Gather up every line from the entries below that uses the word "true".

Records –
______________________________

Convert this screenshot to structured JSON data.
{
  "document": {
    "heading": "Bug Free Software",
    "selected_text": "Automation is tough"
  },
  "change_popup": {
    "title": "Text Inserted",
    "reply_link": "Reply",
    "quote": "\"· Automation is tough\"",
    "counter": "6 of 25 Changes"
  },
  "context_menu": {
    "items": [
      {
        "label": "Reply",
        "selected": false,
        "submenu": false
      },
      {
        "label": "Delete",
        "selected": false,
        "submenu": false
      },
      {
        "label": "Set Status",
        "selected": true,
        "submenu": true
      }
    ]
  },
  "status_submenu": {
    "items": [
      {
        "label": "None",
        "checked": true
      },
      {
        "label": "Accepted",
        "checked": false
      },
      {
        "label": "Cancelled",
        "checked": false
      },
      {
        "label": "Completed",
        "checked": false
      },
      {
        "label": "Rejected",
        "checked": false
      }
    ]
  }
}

______________________________

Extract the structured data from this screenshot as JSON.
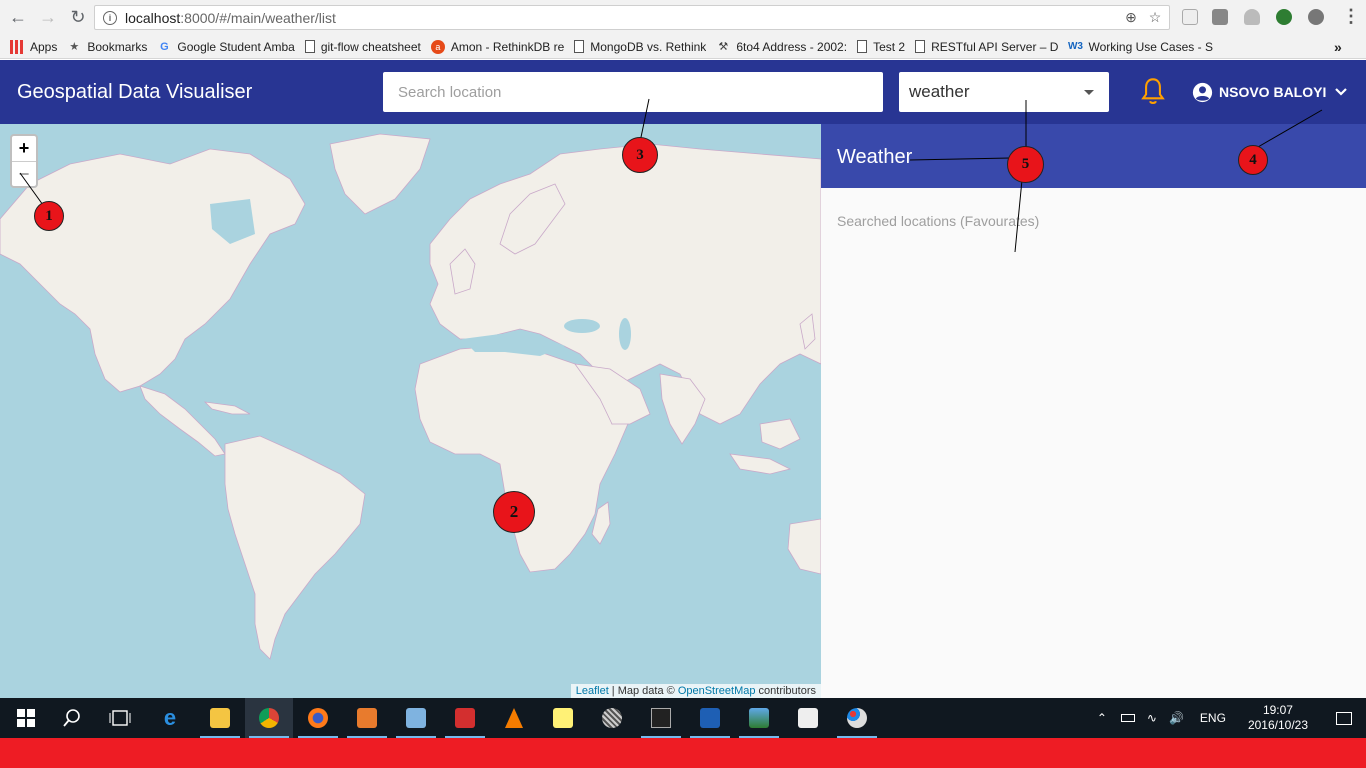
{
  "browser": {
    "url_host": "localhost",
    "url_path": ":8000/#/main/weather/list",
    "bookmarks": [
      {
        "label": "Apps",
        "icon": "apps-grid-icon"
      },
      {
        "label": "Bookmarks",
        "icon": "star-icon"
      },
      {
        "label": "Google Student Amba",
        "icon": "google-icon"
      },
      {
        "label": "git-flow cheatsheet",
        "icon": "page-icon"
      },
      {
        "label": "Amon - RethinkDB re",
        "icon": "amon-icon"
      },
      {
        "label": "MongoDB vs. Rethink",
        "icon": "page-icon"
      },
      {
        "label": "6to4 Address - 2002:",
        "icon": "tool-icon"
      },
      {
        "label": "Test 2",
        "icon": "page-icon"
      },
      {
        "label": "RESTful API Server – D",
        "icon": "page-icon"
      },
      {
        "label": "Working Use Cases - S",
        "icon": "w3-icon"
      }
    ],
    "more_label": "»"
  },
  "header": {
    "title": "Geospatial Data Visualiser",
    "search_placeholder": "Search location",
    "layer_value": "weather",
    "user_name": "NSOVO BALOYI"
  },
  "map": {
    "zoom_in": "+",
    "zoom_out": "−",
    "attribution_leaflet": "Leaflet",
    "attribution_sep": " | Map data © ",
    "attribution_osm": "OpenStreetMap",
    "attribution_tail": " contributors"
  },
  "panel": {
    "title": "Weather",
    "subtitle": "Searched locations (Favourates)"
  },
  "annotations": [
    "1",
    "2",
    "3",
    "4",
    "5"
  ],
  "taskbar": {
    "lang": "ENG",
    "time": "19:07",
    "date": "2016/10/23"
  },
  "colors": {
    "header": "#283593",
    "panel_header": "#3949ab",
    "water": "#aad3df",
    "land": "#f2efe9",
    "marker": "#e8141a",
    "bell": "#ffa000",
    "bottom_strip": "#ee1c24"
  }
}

______________________________

SOLUTION –
        "selected": true,
        "submenu": true
        "checked": true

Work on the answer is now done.